(Extracted text Opens)
How can I implement the ability to interrupt and resume execution at any time

I’m developing an agent using LangGraph. My main graph nests two subgraphs. I’ve noticed that LangGraph doesn’t natively support an interruption mechanism—by “interruption,” I mean the ability for a user to manually terminate execution at any node and immediately send a new message to continue the conversation. To address this, I’ve wrapped the execution in a Python async manager, using something similar to asyncio.CancelledError to cancel the ongoing run. However, when I restart the conversation, the checkpointed messages are always missing some content, making it difficult to properly restore and continue the dialogue from where it left off.

I’d like the state of all nodes executed prior to termination to be preserved when the interruption occurs. Could you please explain why this is happening, or suggest a more elegant way to handle such interruptions?

Thank you very much for your time—I’d greatly appreciate a prompt reply.

Hi @CxyZyr

that’s an interesting potential feature.
(Extracted text Closes)
**What to do**
1. Rewrite the passage of the LangGraph forum post starting at "I’m developing an" and ending at "it left off.", replacing "conversation" with "chat".
2. Continue the LangGraph forum post from the point where it stops.
(Data for review Opens)
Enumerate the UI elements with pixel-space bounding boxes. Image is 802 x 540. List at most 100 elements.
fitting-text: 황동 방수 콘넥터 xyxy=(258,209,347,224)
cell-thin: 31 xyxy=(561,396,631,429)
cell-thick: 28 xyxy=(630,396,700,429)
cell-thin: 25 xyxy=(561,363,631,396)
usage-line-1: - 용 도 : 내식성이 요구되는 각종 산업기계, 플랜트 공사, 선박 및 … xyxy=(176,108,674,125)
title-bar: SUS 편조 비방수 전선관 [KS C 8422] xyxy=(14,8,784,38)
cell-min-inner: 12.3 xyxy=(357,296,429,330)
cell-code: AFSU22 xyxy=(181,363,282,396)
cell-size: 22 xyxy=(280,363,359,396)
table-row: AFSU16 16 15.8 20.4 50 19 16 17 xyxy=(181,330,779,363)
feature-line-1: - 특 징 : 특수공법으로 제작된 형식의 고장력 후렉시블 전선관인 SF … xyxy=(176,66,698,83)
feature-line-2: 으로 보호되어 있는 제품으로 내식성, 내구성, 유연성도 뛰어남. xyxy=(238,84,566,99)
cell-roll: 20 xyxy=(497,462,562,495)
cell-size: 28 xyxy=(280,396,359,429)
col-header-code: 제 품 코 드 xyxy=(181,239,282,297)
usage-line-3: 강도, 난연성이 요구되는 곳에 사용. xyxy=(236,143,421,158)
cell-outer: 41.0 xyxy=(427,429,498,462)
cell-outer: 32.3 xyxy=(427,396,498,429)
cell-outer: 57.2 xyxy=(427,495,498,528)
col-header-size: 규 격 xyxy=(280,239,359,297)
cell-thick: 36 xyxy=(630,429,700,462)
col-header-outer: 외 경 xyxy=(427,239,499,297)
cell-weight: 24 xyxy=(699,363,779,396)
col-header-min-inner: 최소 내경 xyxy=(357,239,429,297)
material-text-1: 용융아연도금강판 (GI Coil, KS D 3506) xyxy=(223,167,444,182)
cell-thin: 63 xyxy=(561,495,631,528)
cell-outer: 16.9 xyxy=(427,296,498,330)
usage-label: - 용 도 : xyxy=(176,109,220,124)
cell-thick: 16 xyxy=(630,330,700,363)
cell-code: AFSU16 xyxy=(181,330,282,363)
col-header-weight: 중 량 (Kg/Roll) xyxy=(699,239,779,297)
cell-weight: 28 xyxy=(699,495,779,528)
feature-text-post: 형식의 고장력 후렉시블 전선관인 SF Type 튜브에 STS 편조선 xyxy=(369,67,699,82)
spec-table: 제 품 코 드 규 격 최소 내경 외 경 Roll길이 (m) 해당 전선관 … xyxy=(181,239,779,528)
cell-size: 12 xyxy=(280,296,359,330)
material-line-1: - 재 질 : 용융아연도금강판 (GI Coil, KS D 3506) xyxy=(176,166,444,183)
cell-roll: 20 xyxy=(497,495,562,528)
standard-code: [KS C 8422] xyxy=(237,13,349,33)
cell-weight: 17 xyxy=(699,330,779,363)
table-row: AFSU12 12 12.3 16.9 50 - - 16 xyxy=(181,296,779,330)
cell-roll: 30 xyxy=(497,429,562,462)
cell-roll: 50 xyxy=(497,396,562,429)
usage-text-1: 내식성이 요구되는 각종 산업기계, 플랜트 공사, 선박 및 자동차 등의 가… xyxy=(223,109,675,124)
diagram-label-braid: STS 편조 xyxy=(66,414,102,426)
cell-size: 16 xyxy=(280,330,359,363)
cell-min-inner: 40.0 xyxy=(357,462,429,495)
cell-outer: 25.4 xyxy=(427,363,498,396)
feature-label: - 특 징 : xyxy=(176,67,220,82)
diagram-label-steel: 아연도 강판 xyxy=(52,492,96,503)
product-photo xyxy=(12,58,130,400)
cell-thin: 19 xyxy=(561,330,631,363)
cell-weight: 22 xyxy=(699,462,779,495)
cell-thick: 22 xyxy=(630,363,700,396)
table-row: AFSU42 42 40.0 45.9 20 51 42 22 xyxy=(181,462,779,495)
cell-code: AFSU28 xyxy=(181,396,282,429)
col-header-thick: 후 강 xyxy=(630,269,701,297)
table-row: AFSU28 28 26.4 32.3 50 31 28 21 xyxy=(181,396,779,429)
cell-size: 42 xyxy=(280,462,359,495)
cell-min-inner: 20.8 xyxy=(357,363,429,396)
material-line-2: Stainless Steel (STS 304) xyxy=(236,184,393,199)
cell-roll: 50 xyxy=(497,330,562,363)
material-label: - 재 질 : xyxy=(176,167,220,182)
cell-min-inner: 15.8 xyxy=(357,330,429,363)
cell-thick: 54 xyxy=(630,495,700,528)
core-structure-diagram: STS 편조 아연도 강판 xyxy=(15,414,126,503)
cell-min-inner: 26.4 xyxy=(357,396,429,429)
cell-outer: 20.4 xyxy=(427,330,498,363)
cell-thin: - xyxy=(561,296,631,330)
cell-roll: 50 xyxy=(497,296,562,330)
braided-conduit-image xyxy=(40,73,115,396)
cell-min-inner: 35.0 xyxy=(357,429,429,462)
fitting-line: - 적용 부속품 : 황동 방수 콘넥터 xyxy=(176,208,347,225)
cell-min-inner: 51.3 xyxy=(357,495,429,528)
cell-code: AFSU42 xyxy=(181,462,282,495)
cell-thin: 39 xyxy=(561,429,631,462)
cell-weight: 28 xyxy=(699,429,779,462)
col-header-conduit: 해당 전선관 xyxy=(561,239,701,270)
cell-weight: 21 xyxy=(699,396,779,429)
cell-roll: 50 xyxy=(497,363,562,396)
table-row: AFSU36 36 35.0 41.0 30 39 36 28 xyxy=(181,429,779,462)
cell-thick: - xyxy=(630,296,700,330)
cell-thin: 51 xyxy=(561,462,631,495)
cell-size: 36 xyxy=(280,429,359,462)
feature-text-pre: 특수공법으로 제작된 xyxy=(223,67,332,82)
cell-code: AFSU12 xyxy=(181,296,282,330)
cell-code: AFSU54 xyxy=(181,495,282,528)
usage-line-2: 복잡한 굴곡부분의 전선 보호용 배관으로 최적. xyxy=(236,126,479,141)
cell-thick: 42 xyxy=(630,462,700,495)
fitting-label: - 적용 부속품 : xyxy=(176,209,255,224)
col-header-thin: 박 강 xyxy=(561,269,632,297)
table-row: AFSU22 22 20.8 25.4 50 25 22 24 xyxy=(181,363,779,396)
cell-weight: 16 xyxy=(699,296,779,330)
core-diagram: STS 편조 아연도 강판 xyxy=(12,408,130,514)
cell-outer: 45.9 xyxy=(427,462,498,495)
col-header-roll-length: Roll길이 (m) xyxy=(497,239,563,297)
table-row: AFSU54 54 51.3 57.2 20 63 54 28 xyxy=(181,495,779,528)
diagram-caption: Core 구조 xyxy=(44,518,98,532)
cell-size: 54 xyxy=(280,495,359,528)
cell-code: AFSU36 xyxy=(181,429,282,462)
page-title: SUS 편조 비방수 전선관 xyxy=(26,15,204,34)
(Data for review Closes)
**Answer set**
1.
I’m developing an agent using LangGraph. My main graph nests two subgraphs. I’ve noticed that LangGraph doesn’t natively support an interruption mechanism—by “interruption,” I mean the ability for a user to manually terminate execution at any node and immediately send a new message to continue the chat. To address this, I’ve wrapped the execution in a Python async manager, using something similar to asyncio.CancelledError to cancel the ongoing run. However, when I restart the chat, the checkpointed messages are always missing some content, making it difficult to properly restore and continue the dialogue from where it left off.

2.
However, I wouldn’t cancel the run from the outside. Hard-cancelling mid-node will always risk losing in-flight work because LangGraph only checkpoints at step boundaries.

LangGraph persists state at well-defined super-step boundaries (after a node finishes and its writes are applied). If you cancel a run with something like asyncio.CancelledError while a node is still executing, any in-flight writes haven’t been committed to the checkpoint yet. On resume, LangGraph picks up from the last completed checkpoint and will re-run that node, so partial/streamed content from the interrupted node is not present in the checkpoint.

And I don’t know about any official API for hard-stopping a running graph.